Set problem – Repeat the material exactly, every line of it.

··· Data provided

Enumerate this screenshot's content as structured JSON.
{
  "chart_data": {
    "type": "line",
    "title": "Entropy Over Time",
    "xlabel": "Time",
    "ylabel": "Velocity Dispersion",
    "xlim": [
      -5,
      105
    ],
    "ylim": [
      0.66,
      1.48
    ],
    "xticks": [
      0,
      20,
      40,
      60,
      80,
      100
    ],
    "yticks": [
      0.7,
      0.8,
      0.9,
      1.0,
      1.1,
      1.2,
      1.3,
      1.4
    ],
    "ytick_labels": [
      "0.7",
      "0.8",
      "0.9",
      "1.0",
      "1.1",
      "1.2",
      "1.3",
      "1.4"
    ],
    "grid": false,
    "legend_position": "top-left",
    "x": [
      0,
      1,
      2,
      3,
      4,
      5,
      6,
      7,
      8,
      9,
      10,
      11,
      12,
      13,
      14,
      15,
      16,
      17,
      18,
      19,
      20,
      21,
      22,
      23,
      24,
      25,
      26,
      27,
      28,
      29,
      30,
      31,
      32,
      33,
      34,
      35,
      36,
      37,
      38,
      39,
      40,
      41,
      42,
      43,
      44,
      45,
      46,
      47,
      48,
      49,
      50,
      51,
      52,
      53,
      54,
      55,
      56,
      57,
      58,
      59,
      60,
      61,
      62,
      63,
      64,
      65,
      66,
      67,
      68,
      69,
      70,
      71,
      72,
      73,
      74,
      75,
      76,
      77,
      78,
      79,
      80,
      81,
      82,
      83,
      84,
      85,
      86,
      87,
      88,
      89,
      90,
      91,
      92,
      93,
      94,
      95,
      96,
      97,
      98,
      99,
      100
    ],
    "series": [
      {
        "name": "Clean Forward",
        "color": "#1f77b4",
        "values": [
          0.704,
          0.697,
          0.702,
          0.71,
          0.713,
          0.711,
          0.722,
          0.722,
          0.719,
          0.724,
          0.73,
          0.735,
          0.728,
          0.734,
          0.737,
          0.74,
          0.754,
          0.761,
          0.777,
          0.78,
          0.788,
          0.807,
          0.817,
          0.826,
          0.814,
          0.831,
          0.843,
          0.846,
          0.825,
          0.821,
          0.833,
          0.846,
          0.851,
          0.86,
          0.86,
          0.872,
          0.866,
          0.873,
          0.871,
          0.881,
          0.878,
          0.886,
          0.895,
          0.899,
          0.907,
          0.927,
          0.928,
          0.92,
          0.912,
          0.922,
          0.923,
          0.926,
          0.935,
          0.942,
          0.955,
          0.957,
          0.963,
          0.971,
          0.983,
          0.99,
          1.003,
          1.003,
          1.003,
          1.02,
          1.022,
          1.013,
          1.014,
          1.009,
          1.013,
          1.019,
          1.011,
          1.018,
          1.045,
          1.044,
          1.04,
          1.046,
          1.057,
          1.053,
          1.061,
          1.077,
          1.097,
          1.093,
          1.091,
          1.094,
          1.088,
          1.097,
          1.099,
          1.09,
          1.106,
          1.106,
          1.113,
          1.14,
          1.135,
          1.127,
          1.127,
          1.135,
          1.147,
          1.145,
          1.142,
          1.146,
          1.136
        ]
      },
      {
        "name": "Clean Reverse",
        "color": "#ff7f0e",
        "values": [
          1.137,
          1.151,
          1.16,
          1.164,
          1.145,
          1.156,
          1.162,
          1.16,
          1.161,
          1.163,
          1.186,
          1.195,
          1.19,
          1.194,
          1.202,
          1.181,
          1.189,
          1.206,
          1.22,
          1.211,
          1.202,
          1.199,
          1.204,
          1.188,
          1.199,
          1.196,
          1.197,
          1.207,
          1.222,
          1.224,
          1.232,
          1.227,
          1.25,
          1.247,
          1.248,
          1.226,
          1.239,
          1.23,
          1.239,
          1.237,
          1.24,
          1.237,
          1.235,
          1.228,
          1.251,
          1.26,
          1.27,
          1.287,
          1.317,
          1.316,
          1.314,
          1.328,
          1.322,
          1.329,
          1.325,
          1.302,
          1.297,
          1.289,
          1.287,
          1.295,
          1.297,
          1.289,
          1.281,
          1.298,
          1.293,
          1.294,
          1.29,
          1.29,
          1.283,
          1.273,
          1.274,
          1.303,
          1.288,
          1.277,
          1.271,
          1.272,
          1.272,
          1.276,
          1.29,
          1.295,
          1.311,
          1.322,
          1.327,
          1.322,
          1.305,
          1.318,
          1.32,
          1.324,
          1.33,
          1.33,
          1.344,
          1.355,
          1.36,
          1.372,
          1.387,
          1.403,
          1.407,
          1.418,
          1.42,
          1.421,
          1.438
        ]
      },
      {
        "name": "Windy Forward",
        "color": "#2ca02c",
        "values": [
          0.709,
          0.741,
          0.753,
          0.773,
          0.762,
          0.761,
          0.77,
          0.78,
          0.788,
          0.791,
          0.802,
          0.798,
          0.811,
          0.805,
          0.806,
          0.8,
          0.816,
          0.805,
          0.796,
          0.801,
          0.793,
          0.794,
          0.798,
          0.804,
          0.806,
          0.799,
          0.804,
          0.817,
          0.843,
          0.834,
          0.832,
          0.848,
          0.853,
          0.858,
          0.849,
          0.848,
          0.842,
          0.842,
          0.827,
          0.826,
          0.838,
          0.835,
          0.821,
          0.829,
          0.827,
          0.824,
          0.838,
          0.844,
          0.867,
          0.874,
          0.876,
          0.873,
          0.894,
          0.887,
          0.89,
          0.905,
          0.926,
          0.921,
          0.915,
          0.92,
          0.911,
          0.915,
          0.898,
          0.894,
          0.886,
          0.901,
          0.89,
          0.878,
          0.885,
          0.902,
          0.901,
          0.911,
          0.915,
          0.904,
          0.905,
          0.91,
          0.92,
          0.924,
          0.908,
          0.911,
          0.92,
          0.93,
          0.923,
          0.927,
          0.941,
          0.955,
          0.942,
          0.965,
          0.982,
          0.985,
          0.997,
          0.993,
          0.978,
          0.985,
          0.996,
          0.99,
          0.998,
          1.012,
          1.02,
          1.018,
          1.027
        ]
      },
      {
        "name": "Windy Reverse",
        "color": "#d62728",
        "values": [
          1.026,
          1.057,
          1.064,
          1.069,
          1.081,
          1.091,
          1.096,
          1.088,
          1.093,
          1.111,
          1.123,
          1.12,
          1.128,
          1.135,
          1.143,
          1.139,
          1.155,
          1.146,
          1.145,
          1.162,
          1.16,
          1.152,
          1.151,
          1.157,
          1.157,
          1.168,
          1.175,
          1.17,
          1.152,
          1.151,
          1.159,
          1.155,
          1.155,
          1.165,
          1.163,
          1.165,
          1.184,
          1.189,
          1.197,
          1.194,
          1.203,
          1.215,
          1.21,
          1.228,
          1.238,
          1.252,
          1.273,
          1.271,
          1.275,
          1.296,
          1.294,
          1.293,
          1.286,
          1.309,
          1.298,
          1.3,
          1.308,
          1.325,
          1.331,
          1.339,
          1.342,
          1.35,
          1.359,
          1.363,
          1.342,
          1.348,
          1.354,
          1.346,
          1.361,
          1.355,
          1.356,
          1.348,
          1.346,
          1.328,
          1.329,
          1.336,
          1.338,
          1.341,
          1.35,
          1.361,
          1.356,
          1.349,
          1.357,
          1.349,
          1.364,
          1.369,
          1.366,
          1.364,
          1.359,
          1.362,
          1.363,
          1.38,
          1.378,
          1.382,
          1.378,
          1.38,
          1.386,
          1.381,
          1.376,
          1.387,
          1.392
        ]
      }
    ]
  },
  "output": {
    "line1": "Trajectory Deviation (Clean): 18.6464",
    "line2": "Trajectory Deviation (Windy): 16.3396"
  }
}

······

Worked solution –
Enumerate this screenshot's content as structured JSON.
{
  "chart_data": {
    "type": "line",
    "title": "Entropy Over Time",
    "xlabel": "Time",
    "ylabel": "Velocity Dispersion",
    "xlim": [
      -5,
      105
    ],
    "ylim": [
      0.66,
      1.48
    ],
    "xticks": [
      0,
      20,
      40,
      60,
      80,
      100
    ],
    "yticks": [
      0.7,
      0.8,
      0.9,
      1.0,
      1.1,
      1.2,
      1.3,
      1.4
    ],
    "ytick_labels": [
      "0.7",
      "0.8",
      "0.9",
      "1.0",
      "1.1",
      "1.2",
      "1.3",
      "1.4"
    ],
    "grid": false,
    "legend_position": "top-left",
    "x": [
      0,
      1,
      2,
      3,
      4,
      5,
      6,
      7,
      8,
      9,
      10,
      11,
      12,
      13,
      14,
      15,
      16,
      17,
      18,
      19,
      20,
      21,
      22,
      23,
      24,
      25,
      26,
      27,
      28,
      29,
      30,
      31,
      32,
      33,
      34,
      35,
      36,
      37,
      38,
      39,
      40,
      41,
      42,
      43,
      44,
      45,
      46,
      47,
      48,
      49,
      50,
      51,
      52,
      53,
      54,
      55,
      56,
      57,
      58,
      59,
      60,
      61,
      62,
      63,
      64,
      65,
      66,
      67,
      68,
      69,
      70,
      71,
      72,
      73,
      74,
      75,
      76,
      77,
      78,
      79,
      80,
      81,
      82,
      83,
      84,
      85,
      86,
      87,
      88,
      89,
      90,
      91,
      92,
      93,
      94,
      95,
      96,
      97,
      98,
      99,
      100
    ],
    "series": [
      {
        "name": "Clean Forward",
        "color": "#1f77b4",
        "values": [
          0.704,
          0.697,
          0.702,
          0.71,
          0.713,
          0.711,
          0.722,
          0.722,
          0.719,
          0.724,
          0.73,
          0.735,
          0.728,
          0.734,
          0.737,
          0.74,
          0.754,
          0.761,
          0.777,
          0.78,
          0.788,
          0.807,
          0.817,
          0.826,
          0.814,
          0.831,
          0.843,
          0.846,
          0.825,
          0.821,
          0.833,
          0.846,
          0.851,
          0.86,
          0.86,
          0.872,
          0.866,
          0.873,
          0.871,
          0.881,
          0.878,
          0.886,
          0.895,
          0.899,
          0.907,
          0.927,
          0.928,
          0.92,
          0.912,
          0.922,
          0.923,
          0.926,
          0.935,
          0.942,
          0.955,
          0.957,
          0.963,
          0.971,
          0.983,
          0.99,
          1.003,
          1.003,
          1.003,
          1.02,
          1.022,
          1.013,
          1.014,
          1.009,
          1.013,
          1.019,
          1.011,
          1.018,
          1.045,
          1.044,
          1.04,
          1.046,
          1.057,
          1.053,
          1.061,
          1.077,
          1.097,
          1.093,
          1.091,
          1.094,
          1.088,
          1.097,
          1.099,
          1.09,
          1.106,
          1.106,
          1.113,
          1.14,
          1.135,
          1.127,
          1.127,
          1.135,
          1.147,
          1.145,
          1.142,
          1.146,
          1.136
        ]
      },
      {
        "name": "Clean Reverse",
        "color": "#ff7f0e",
        "values": [
          1.137,
          1.151,
          1.16,
          1.164,
          1.145,
          1.156,
          1.162,
          1.16,
          1.161,
          1.163,
          1.186,
          1.195,
          1.19,
          1.194,
          1.202,
          1.181,
          1.189,
          1.206,
          1.22,
          1.211,
          1.202,
          1.199,
          1.204,
          1.188,
          1.199,
          1.196,
          1.197,
          1.207,
          1.222,
          1.224,
          1.232,
          1.227,
          1.25,
          1.247,
          1.248,
          1.226,
          1.239,
          1.23,
          1.239,
          1.237,
          1.24,
          1.237,
          1.235,
          1.228,
          1.251,
          1.26,
          1.27,
          1.287,
          1.317,
          1.316,
          1.314,
          1.328,
          1.322,
          1.329,
          1.325,
          1.302,
          1.297,
          1.289,
          1.287,
          1.295,
          1.297,
          1.289,
          1.281,
          1.298,
          1.293,
          1.294,
          1.29,
          1.29,
          1.283,
          1.273,
          1.274,
          1.303,
          1.288,
          1.277,
          1.271,
          1.272,
          1.272,
          1.276,
          1.29,
          1.295,
          1.311,
          1.322,
          1.327,
          1.322,
          1.305,
          1.318,
          1.32,
          1.324,
          1.33,
          1.33,
          1.344,
          1.355,
          1.36,
          1.372,
          1.387,
          1.403,
          1.407,
          1.418,
          1.42,
          1.421,
          1.438
        ]
      },
      {
        "name": "Windy Forward",
        "color": "#2ca02c",
        "values": [
          0.709,
          0.741,
          0.753,
          0.773,
          0.762,
          0.761,
          0.77,
          0.78,
          0.788,
          0.791,
          0.802,
          0.798,
          0.811,
          0.805,
          0.806,
          0.8,
          0.816,
          0.805,
          0.796,
          0.801,
          0.793,
          0.794,
          0.798,
          0.804,
          0.806,
          0.799,
          0.804,
          0.817,
          0.843,
          0.834,
          0.832,
          0.848,
          0.853,
          0.858,
          0.849,
          0.848,
          0.842,
          0.842,
          0.827,
          0.826,
          0.838,
          0.835,
          0.821,
          0.829,
          0.827,
          0.824,
          0.838,
          0.844,
          0.867,
          0.874,
          0.876,
          0.873,
          0.894,
          0.887,
          0.89,
          0.905,
          0.926,
          0.921,
          0.915,
          0.92,
          0.911,
          0.915,
          0.898,
          0.894,
          0.886,
          0.901,
          0.89,
          0.878,
          0.885,
          0.902,
          0.901,
          0.911,
          0.915,
          0.904,
          0.905,
          0.91,
          0.92,
          0.924,
          0.908,
          0.911,
          0.92,
          0.93,
          0.923,
          0.927,
          0.941,
          0.955,
          0.942,
          0.965,
          0.982,
          0.985,
          0.997,
          0.993,
          0.978,
          0.985,
          0.996,
          0.99,
          0.998,
          1.012,
          1.02,
          1.018,
          1.027
        ]
      },
      {
        "name": "Windy Reverse",
        "color": "#d62728",
        "values": [
          1.026,
          1.057,
          1.064,
          1.069,
          1.081,
          1.091,
          1.096,
          1.088,
          1.093,
          1.111,
          1.123,
          1.12,
          1.128,
          1.135,
          1.143,
          1.139,
          1.155,
          1.146,
          1.145,
          1.162,
          1.16,
          1.152,
          1.151,
          1.157,
          1.157,
          1.168,
          1.175,
          1.17,
          1.152,
          1.151,
          1.159,
          1.155,
          1.155,
          1.165,
          1.163,
          1.165,
          1.184,
          1.189,
          1.197,
          1.194,
          1.203,
          1.215,
          1.21,
          1.228,
          1.238,
          1.252,
          1.273,
          1.271,
          1.275,
          1.296,
          1.294,
          1.293,
          1.286,
          1.309,
          1.298,
          1.3,
          1.308,
          1.325,
          1.331,
          1.339,
          1.342,
          1.35,
          1.359,
          1.363,
          1.342,
          1.348,
          1.354,
          1.346,
          1.361,
          1.355,
          1.356,
          1.348,
          1.346,
          1.328,
          1.329,
          1.336,
          1.338,
          1.341,
          1.35,
          1.361,
          1.356,
          1.349,
          1.357,
          1.349,
          1.364,
          1.369,
          1.366,
          1.364,
          1.359,
          1.362,
          1.363,
          1.38,
          1.378,
          1.382,
          1.378,
          1.38,
          1.386,
          1.381,
          1.376,
          1.387,
          1.392
        ]
      }
    ]
  },
  "output": {
    "line1": "Trajectory Deviation (Clean): 18.6464",
    "line2": "Trajectory Deviation (Windy): 16.3396"
  }
}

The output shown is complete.